STATED TASK - Scan the listing below and copy every line holding "Resource".

○ ○ ○ ○

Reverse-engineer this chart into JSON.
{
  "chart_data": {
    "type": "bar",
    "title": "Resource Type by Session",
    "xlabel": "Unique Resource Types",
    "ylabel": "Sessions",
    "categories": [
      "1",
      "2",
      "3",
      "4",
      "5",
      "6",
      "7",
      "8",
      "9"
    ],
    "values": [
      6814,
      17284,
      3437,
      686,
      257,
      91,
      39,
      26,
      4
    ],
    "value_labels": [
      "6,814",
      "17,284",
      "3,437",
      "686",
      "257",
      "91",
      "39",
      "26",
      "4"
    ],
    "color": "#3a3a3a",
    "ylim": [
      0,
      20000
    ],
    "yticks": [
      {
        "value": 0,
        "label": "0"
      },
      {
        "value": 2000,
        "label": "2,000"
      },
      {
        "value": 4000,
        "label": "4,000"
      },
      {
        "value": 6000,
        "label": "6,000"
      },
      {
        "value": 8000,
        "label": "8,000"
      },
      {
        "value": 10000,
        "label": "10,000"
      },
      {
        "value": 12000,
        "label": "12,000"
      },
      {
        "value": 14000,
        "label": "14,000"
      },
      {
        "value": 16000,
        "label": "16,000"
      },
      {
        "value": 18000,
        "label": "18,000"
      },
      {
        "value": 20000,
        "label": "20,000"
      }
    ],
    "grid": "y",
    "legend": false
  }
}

○ ○ ○ ○

FINISHED ANSWER -
    "title": "Resource Type by Session",
    "xlabel": "Unique Resource Types",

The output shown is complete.